- Task objective
Exactly as given, repeat all of the entries.

-- BEGIN --

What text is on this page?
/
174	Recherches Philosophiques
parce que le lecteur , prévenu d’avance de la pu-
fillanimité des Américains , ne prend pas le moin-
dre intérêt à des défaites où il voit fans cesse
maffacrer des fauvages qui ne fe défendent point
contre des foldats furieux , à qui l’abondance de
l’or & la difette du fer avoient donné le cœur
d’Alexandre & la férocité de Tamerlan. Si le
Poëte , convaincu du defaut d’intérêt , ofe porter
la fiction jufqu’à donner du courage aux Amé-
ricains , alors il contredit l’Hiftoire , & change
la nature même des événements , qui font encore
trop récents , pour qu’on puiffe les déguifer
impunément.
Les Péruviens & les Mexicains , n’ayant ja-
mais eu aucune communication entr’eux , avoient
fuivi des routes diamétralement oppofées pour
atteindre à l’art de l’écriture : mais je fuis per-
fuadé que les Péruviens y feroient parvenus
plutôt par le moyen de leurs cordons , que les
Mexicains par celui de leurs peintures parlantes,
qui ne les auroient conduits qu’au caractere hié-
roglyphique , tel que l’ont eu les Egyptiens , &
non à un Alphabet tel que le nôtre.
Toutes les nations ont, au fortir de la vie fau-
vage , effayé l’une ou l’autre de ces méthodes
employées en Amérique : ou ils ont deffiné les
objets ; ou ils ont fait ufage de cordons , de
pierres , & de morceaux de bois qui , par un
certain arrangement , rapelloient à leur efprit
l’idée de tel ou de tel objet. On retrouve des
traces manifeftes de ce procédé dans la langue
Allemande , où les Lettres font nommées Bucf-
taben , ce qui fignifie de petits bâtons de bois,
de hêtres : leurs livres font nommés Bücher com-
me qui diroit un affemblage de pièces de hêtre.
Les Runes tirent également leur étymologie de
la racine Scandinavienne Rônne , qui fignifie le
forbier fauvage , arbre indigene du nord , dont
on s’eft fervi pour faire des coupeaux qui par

-- END --

- Result below
What text is on this page?
/
174	Recherches Philosophiques
parce que le lecteur , prévenu d’avance de la pu-
fillanimité des Américains , ne prend pas le moin-
dre intérêt à des défaites où il voit fans cesse
maffacrer des fauvages qui ne fe défendent point
contre des foldats furieux , à qui l’abondance de
l’or & la difette du fer avoient donné le cœur
d’Alexandre & la férocité de Tamerlan. Si le
Poëte , convaincu du defaut d’intérêt , ofe porter
la fiction jufqu’à donner du courage aux Amé-
ricains , alors il contredit l’Hiftoire , & change
la nature même des événements , qui font encore
trop récents , pour qu’on puiffe les déguifer
impunément.
Les Péruviens & les Mexicains , n’ayant ja-
mais eu aucune communication entr’eux , avoient
fuivi des routes diamétralement oppofées pour
atteindre à l’art de l’écriture : mais je fuis per-
fuadé que les Péruviens y feroient parvenus
plutôt par le moyen de leurs cordons , que les
Mexicains par celui de leurs peintures parlantes,
qui ne les auroient conduits qu’au caractere hié-
roglyphique , tel que l’ont eu les Egyptiens , &
non à un Alphabet tel que le nôtre.
Toutes les nations ont, au fortir de la vie fau-
vage , effayé l’une ou l’autre de ces méthodes
employées en Amérique : ou ils ont deffiné les
objets ; ou ils ont fait ufage de cordons , de
pierres , & de morceaux de bois qui , par un
certain arrangement , rapelloient à leur efprit
l’idée de tel ou de tel objet. On retrouve des
traces manifeftes de ce procédé dans la langue
Allemande , où les Lettres font nommées Bucf-
taben , ce qui fignifie de petits bâtons de bois,
de hêtres : leurs livres font nommés Bücher com-
me qui diroit un affemblage de pièces de hêtre.
Les Runes tirent également leur étymologie de
la racine Scandinavienne Rônne , qui fignifie le
forbier fauvage , arbre indigene du nord , dont
on s’eft fervi pour faire des coupeaux qui par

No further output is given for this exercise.